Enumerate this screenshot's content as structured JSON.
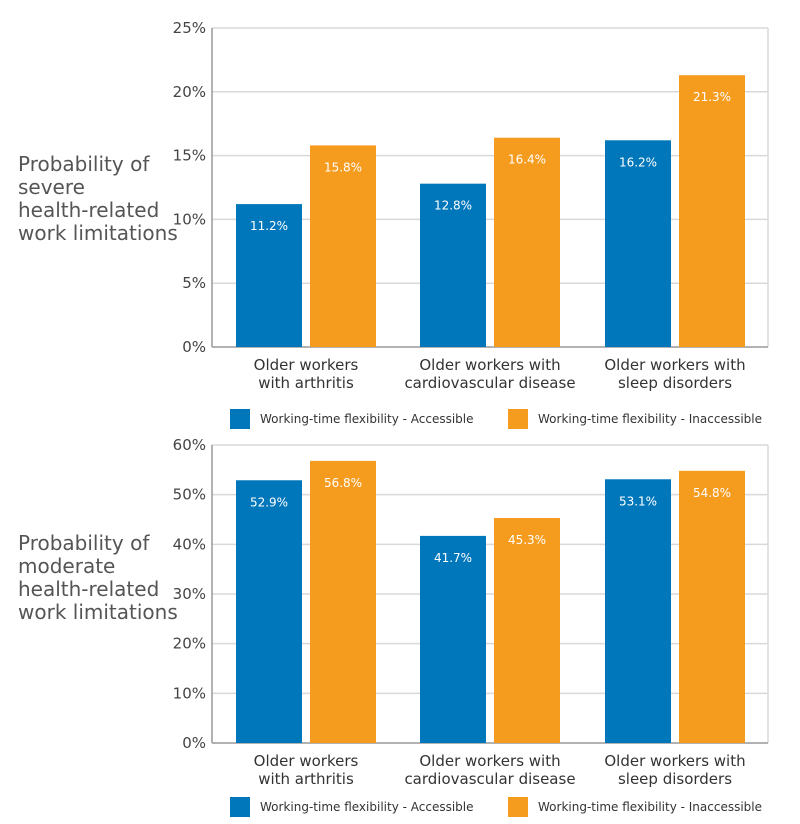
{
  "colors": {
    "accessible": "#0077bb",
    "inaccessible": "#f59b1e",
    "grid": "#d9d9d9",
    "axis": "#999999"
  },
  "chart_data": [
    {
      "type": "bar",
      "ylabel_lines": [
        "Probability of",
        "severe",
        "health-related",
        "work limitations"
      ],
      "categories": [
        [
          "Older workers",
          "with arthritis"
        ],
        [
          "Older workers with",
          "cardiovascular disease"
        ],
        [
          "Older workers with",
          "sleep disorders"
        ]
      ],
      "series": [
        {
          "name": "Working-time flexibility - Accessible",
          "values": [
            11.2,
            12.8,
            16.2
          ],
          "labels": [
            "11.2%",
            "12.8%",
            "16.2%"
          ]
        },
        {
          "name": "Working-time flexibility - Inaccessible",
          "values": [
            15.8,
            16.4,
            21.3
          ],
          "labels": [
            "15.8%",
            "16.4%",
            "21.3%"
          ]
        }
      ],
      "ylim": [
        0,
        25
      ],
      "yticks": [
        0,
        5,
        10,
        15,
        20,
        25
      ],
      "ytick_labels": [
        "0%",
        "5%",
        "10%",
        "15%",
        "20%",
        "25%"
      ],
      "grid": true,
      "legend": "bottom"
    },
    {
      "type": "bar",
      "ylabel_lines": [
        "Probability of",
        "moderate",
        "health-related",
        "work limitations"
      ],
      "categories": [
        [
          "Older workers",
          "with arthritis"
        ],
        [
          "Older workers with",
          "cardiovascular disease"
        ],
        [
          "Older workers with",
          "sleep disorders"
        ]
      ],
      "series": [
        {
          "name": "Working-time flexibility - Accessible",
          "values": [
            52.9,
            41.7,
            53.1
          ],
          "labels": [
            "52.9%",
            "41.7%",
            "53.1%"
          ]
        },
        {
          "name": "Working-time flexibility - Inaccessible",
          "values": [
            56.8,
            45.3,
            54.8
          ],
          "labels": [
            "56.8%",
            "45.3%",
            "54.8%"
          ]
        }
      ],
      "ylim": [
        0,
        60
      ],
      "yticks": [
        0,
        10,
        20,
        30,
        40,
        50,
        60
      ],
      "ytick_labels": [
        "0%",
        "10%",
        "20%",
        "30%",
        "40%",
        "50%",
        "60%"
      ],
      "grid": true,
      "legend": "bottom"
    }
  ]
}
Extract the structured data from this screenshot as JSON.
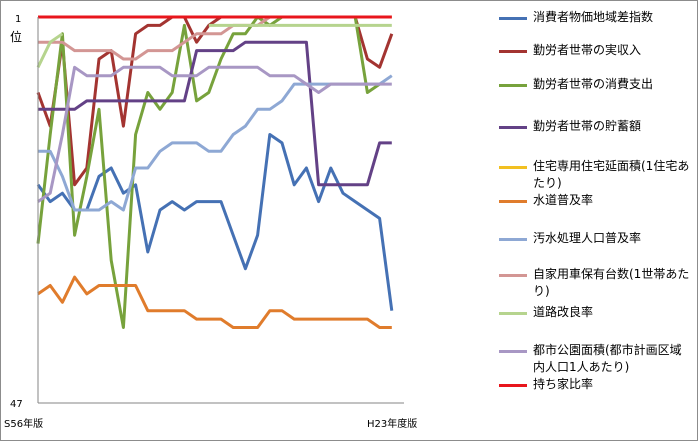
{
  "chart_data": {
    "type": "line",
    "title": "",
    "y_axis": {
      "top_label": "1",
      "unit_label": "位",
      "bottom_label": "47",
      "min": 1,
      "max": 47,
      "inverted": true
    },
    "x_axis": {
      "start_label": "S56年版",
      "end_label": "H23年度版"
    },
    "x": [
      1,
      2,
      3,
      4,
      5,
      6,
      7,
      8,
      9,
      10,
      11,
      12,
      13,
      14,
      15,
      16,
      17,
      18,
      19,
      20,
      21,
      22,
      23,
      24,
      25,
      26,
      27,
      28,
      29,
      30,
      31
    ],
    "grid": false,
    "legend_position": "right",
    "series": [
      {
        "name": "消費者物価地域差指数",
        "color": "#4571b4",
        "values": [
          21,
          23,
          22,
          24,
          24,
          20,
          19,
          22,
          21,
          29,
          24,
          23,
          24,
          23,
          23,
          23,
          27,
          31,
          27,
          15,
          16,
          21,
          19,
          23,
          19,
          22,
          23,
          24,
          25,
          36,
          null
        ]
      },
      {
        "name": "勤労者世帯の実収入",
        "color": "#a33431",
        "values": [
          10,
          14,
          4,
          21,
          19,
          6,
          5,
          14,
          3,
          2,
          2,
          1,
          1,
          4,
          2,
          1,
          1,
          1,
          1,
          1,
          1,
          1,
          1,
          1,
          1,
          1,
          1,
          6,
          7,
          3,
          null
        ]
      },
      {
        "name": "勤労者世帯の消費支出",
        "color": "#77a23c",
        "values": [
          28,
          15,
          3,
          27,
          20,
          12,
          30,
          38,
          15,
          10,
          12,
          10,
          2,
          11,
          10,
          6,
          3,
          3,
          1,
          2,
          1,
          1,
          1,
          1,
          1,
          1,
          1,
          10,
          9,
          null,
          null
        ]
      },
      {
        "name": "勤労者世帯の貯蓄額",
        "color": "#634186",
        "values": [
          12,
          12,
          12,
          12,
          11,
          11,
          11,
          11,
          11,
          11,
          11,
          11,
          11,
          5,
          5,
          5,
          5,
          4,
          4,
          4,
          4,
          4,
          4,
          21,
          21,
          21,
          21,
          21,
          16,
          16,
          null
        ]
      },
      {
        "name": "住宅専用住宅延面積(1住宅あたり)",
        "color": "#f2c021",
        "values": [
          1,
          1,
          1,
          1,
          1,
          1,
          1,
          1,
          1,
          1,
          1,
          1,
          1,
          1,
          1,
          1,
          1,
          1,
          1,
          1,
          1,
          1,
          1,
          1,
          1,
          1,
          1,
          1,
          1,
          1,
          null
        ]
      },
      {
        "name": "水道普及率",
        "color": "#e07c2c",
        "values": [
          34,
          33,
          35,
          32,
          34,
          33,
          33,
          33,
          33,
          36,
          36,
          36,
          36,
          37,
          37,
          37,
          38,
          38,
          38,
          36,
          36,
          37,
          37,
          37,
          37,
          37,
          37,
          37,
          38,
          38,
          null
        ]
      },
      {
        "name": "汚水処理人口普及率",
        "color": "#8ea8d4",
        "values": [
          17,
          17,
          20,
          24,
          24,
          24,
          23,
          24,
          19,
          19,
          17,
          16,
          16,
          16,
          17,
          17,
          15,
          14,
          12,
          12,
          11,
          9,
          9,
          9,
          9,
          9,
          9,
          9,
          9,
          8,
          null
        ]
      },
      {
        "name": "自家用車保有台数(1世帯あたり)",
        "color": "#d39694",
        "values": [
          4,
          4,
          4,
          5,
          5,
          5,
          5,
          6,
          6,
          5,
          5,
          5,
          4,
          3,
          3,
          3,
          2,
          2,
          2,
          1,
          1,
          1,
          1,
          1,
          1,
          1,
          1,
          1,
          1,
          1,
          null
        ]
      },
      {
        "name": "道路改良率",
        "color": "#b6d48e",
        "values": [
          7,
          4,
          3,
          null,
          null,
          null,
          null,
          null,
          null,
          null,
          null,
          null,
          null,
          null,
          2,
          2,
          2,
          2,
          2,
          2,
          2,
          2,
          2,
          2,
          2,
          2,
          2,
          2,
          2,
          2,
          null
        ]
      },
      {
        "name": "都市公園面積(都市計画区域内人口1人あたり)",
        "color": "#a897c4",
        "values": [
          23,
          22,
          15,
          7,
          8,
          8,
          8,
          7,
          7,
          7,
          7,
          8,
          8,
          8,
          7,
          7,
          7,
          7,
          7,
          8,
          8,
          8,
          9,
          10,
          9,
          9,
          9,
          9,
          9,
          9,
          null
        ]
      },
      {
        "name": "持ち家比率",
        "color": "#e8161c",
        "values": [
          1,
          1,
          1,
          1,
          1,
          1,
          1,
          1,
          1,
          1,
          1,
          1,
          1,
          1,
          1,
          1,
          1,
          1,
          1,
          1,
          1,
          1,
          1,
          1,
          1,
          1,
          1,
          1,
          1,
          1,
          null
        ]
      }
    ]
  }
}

=======

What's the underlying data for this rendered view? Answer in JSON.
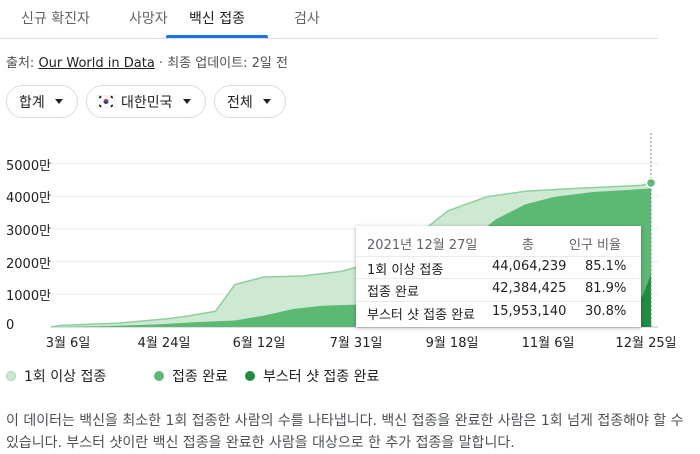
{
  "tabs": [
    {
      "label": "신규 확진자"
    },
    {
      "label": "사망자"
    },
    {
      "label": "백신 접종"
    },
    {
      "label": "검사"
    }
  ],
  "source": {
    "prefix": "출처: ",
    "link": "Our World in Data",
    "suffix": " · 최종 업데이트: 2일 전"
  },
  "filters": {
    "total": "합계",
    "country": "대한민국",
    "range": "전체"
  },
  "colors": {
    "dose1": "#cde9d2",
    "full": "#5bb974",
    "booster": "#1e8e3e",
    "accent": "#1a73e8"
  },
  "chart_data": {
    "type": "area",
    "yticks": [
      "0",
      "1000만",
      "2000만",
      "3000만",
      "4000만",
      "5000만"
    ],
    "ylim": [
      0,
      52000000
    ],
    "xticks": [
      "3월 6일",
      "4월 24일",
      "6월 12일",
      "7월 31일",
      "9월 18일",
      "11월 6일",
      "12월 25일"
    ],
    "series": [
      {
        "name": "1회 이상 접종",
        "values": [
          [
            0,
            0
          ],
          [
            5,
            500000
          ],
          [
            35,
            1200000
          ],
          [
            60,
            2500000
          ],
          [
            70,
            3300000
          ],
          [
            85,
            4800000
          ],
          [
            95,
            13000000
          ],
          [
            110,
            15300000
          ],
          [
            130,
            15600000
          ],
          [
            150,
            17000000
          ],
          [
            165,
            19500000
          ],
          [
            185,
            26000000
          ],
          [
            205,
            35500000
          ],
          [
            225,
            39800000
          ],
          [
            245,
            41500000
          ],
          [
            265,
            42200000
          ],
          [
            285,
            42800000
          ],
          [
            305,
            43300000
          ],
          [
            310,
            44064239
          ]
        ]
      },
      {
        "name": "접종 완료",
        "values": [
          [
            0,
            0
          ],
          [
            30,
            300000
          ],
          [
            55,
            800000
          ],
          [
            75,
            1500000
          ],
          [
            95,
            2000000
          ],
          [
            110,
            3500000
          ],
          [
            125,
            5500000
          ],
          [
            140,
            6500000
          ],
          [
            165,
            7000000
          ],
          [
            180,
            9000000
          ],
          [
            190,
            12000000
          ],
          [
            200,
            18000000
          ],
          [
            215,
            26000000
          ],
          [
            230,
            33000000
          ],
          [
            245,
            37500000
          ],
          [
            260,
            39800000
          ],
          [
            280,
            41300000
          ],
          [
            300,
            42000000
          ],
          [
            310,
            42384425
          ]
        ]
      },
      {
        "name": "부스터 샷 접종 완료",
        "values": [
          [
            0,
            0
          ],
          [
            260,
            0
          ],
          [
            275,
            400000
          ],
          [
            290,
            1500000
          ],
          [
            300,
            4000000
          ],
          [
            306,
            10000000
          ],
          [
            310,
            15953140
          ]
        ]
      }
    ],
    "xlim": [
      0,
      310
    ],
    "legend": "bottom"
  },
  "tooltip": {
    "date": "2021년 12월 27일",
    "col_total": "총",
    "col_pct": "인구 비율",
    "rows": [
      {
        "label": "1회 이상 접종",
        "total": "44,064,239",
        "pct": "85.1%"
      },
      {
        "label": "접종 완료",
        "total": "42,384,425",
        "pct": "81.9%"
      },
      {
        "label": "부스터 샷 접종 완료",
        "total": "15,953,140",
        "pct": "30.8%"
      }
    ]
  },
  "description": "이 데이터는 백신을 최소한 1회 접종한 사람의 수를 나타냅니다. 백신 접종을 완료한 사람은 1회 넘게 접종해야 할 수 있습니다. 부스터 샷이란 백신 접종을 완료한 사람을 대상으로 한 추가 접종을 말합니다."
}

=======

What the task asks ::
Only lines with the word "structured" are wanted, so copy each one from the records.

Expected answer ::
Enumerate this screenshot's content as structured JSON.
Extract the structured data from this screenshot as JSON.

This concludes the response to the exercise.